▶
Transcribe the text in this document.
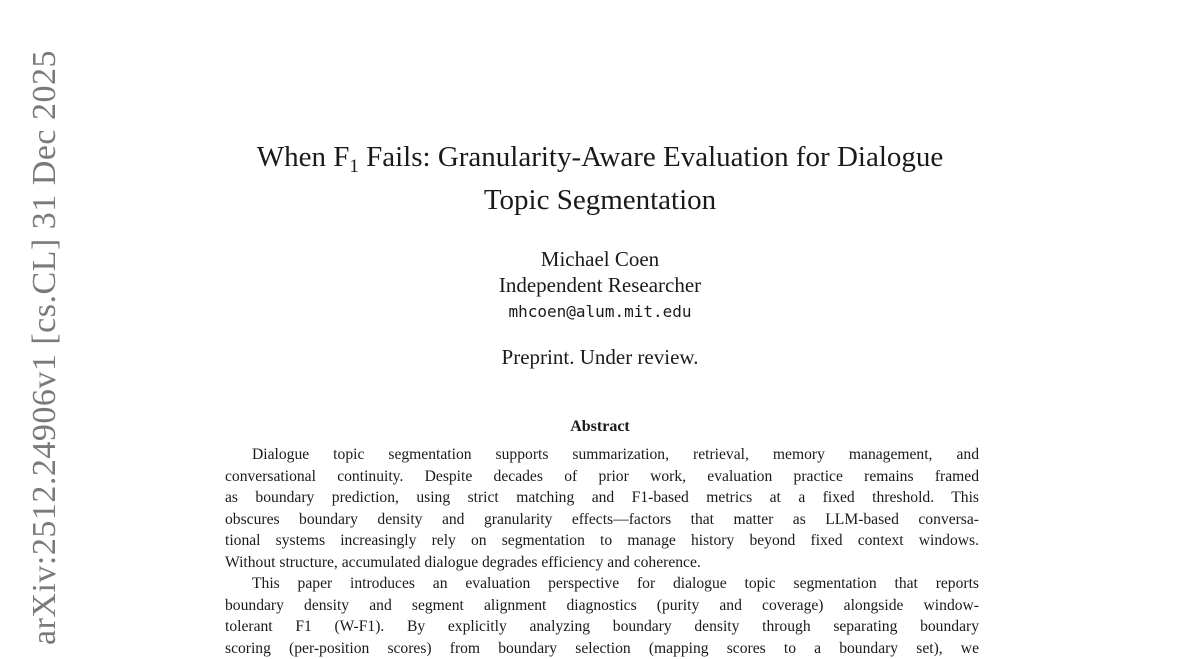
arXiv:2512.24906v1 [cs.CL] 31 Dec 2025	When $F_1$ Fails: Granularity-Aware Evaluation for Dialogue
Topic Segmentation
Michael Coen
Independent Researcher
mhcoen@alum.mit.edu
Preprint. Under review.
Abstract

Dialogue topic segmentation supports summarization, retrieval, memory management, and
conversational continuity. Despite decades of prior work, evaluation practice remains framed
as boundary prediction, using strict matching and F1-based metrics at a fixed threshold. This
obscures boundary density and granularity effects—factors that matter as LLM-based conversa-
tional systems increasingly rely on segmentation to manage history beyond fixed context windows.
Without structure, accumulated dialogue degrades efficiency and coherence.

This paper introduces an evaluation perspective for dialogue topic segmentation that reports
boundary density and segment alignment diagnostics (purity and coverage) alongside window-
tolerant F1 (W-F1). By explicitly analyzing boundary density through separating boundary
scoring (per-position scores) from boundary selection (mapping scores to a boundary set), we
◀
▶
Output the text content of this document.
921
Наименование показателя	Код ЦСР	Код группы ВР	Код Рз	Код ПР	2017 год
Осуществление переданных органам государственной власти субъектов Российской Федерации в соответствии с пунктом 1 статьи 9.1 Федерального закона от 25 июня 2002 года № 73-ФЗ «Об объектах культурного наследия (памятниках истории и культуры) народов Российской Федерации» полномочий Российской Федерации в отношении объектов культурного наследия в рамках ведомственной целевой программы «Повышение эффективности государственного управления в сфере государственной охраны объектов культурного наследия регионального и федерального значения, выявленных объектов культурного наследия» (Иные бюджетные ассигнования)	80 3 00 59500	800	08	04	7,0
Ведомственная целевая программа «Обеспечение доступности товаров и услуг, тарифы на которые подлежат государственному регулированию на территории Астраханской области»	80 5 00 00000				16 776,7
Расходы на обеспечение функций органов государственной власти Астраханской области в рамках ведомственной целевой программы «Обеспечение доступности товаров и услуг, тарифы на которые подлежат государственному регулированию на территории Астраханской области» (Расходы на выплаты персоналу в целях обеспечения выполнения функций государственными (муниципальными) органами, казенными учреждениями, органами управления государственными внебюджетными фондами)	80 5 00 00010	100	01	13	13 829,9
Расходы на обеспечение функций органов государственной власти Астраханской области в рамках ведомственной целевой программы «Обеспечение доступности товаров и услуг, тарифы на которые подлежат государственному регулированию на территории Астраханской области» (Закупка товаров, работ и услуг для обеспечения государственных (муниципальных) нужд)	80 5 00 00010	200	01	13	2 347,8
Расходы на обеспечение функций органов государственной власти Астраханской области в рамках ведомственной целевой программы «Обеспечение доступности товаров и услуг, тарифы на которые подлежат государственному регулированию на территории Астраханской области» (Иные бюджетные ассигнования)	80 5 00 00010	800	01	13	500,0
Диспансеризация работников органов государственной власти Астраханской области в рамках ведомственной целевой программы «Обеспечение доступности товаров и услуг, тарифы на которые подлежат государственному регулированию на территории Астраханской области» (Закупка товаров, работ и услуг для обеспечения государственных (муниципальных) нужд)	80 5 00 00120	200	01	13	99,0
◀
▶
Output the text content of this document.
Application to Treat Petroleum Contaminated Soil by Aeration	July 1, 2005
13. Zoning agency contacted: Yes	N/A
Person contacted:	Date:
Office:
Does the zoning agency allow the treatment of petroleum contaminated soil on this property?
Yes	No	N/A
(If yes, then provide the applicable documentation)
◀
## [Exercise requirements]
Reply with nothing but the number of lines in the data above that contain "boundary".

## [Exercise response]
5